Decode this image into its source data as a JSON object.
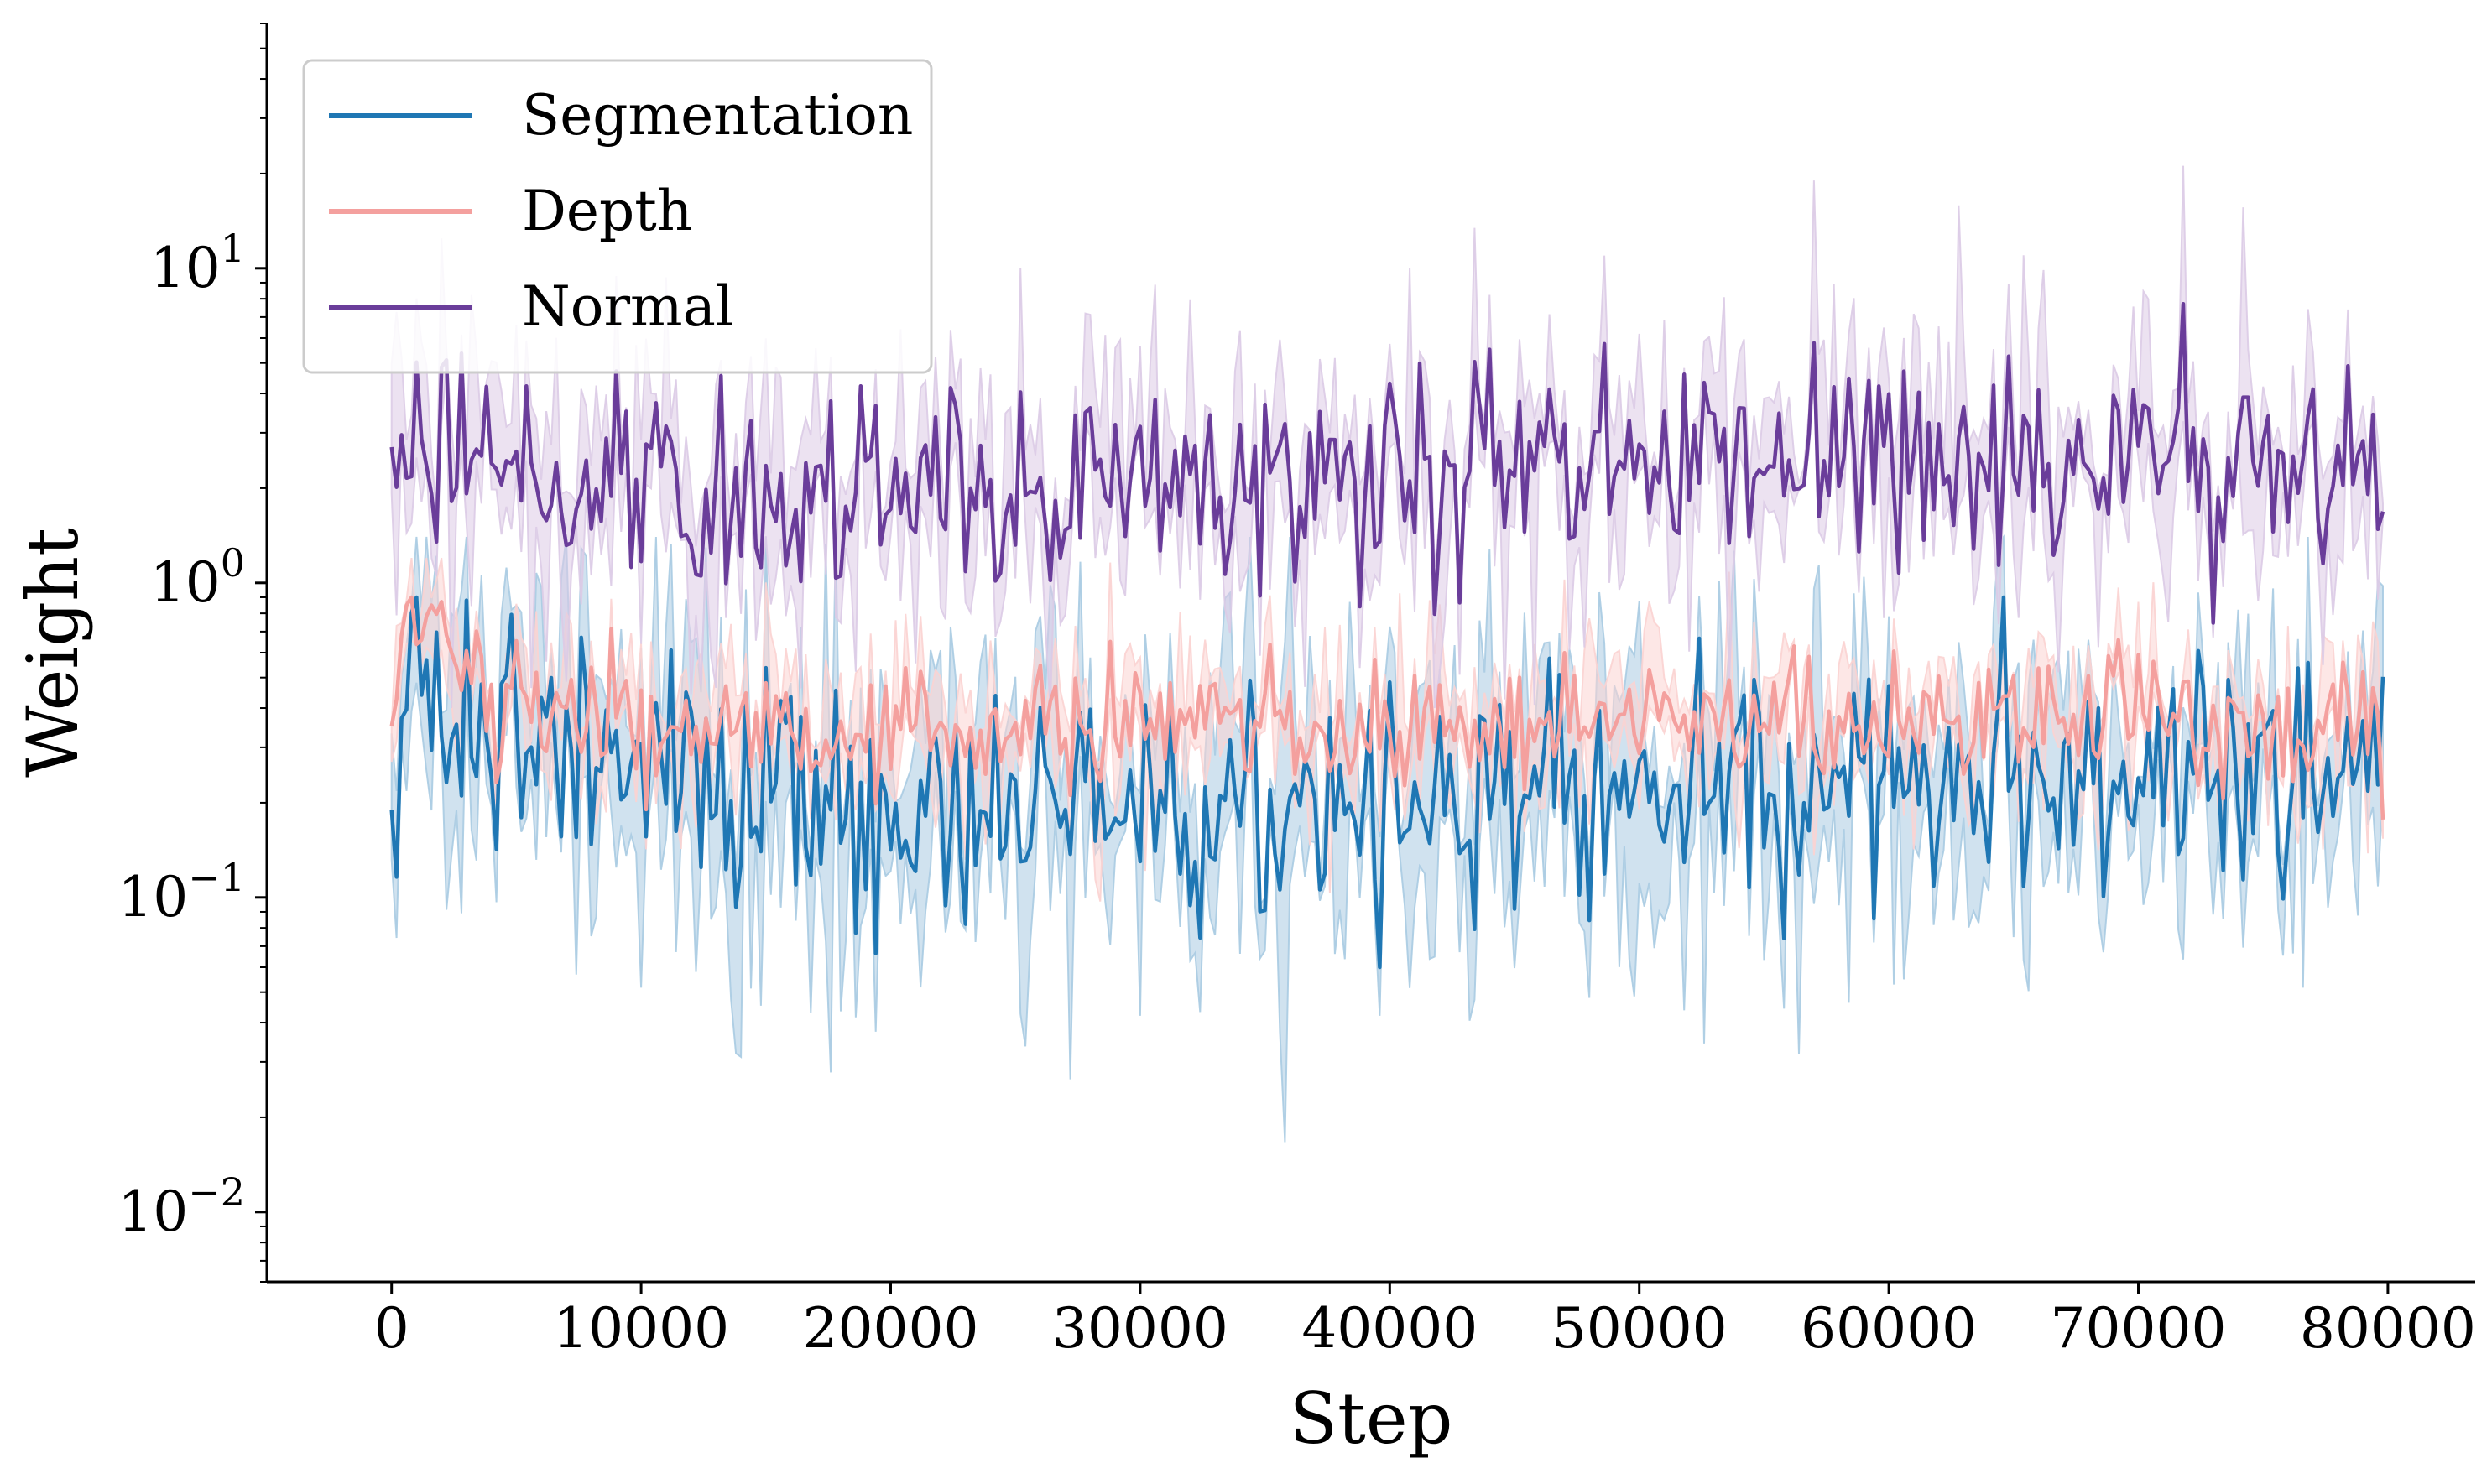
{
  "chart_data": {
    "type": "line",
    "title": "",
    "xlabel": "Step",
    "ylabel": "Weight",
    "xscale": "linear",
    "yscale": "log",
    "xlim": [
      -5000,
      83500
    ],
    "ylim": [
      0.006,
      60
    ],
    "xticks": [
      0,
      10000,
      20000,
      30000,
      40000,
      50000,
      60000,
      70000,
      80000
    ],
    "xtick_labels": [
      "0",
      "10000",
      "20000",
      "30000",
      "40000",
      "50000",
      "60000",
      "70000",
      "80000"
    ],
    "yticks": [
      {
        "value": 0.01,
        "base": "10",
        "exp": "−2"
      },
      {
        "value": 0.1,
        "base": "10",
        "exp": "−1"
      },
      {
        "value": 1,
        "base": "10",
        "exp": "0"
      },
      {
        "value": 10,
        "base": "10",
        "exp": "1"
      }
    ],
    "grid": false,
    "legend_position": "top-left",
    "x_start": 0,
    "x_end": 79800,
    "x_step": 200,
    "series": [
      {
        "name": "Segmentation",
        "color": "#1f77b4",
        "band_color": "#a9cbe2",
        "points": [
          [
            0,
            0.19
          ],
          [
            500,
            0.62
          ],
          [
            2000,
            0.45
          ],
          [
            5000,
            0.32
          ],
          [
            10000,
            0.24
          ],
          [
            20000,
            0.2
          ],
          [
            25000,
            0.17
          ],
          [
            30000,
            0.2
          ],
          [
            35000,
            0.17
          ],
          [
            40000,
            0.2
          ],
          [
            50000,
            0.21
          ],
          [
            60000,
            0.25
          ],
          [
            70000,
            0.24
          ],
          [
            79800,
            0.3
          ]
        ],
        "typical_range": [
          0.06,
          0.9
        ],
        "spread_range": [
          0.009,
          1.4
        ]
      },
      {
        "name": "Depth",
        "color": "#f4a09e",
        "band_color": "#fbd3d2",
        "points": [
          [
            0,
            0.35
          ],
          [
            500,
            0.82
          ],
          [
            3000,
            0.55
          ],
          [
            7000,
            0.4
          ],
          [
            10000,
            0.34
          ],
          [
            20000,
            0.34
          ],
          [
            30000,
            0.36
          ],
          [
            40000,
            0.35
          ],
          [
            50000,
            0.37
          ],
          [
            60000,
            0.36
          ],
          [
            70000,
            0.36
          ],
          [
            79800,
            0.36
          ]
        ],
        "typical_range": [
          0.15,
          0.9
        ],
        "spread_range": [
          0.035,
          1.2
        ]
      },
      {
        "name": "Normal",
        "color": "#6a3d9a",
        "band_color": "#dccbe6",
        "points": [
          [
            0,
            2.7
          ],
          [
            5000,
            2.2
          ],
          [
            10000,
            2.0
          ],
          [
            20000,
            1.9
          ],
          [
            30000,
            2.0
          ],
          [
            40000,
            2.2
          ],
          [
            50000,
            2.5
          ],
          [
            60000,
            2.6
          ],
          [
            70000,
            2.5
          ],
          [
            79800,
            2.6
          ]
        ],
        "typical_range": [
          0.5,
          14.5
        ],
        "spread_range": [
          0.4,
          36
        ]
      }
    ]
  }
}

■ **Exercise details**: Leave out every picture and copy the rest of the records exactly.

■ **Expected output**:
Decode this image into its source data as a JSON object.
{
  "chart_data": {
    "type": "line",
    "title": "",
    "xlabel": "Step",
    "ylabel": "Weight",
    "xscale": "linear",
    "yscale": "log",
    "xlim": [
      -5000,
      83500
    ],
    "ylim": [
      0.006,
      60
    ],
    "xticks": [
      0,
      10000,
      20000,
      30000,
      40000,
      50000,
      60000,
      70000,
      80000
    ],
    "xtick_labels": [
      "0",
      "10000",
      "20000",
      "30000",
      "40000",
      "50000",
      "60000",
      "70000",
      "80000"
    ],
    "yticks": [
      {
        "value": 0.01,
        "base": "10",
        "exp": "−2"
      },
      {
        "value": 0.1,
        "base": "10",
        "exp": "−1"
      },
      {
        "value": 1,
        "base": "10",
        "exp": "0"
      },
      {
        "value": 10,
        "base": "10",
        "exp": "1"
      }
    ],
    "grid": false,
    "legend_position": "top-left",
    "x_start": 0,
    "x_end": 79800,
    "x_step": 200,
    "series": [
      {
        "name": "Segmentation",
        "color": "#1f77b4",
        "band_color": "#a9cbe2",
        "points": [
          [
            0,
            0.19
          ],
          [
            500,
            0.62
          ],
          [
            2000,
            0.45
          ],
          [
            5000,
            0.32
          ],
          [
            10000,
            0.24
          ],
          [
            20000,
            0.2
          ],
          [
            25000,
            0.17
          ],
          [
            30000,
            0.2
          ],
          [
            35000,
            0.17
          ],
          [
            40000,
            0.2
          ],
          [
            50000,
            0.21
          ],
          [
            60000,
            0.25
          ],
          [
            70000,
            0.24
          ],
          [
            79800,
            0.3
          ]
        ],
        "typical_range": [
          0.06,
          0.9
        ],
        "spread_range": [
          0.009,
          1.4
        ]
      },
      {
        "name": "Depth",
        "color": "#f4a09e",
        "band_color": "#fbd3d2",
        "points": [
          [
            0,
            0.35
          ],
          [
            500,
            0.82
          ],
          [
            3000,
            0.55
          ],
          [
            7000,
            0.4
          ],
          [
            10000,
            0.34
          ],
          [
            20000,
            0.34
          ],
          [
            30000,
            0.36
          ],
          [
            40000,
            0.35
          ],
          [
            50000,
            0.37
          ],
          [
            60000,
            0.36
          ],
          [
            70000,
            0.36
          ],
          [
            79800,
            0.36
          ]
        ],
        "typical_range": [
          0.15,
          0.9
        ],
        "spread_range": [
          0.035,
          1.2
        ]
      },
      {
        "name": "Normal",
        "color": "#6a3d9a",
        "band_color": "#dccbe6",
        "points": [
          [
            0,
            2.7
          ],
          [
            5000,
            2.2
          ],
          [
            10000,
            2.0
          ],
          [
            20000,
            1.9
          ],
          [
            30000,
            2.0
          ],
          [
            40000,
            2.2
          ],
          [
            50000,
            2.5
          ],
          [
            60000,
            2.6
          ],
          [
            70000,
            2.5
          ],
          [
            79800,
            2.6
          ]
        ],
        "typical_range": [
          0.5,
          14.5
        ],
        "spread_range": [
          0.4,
          36
        ]
      }
    ]
  }
}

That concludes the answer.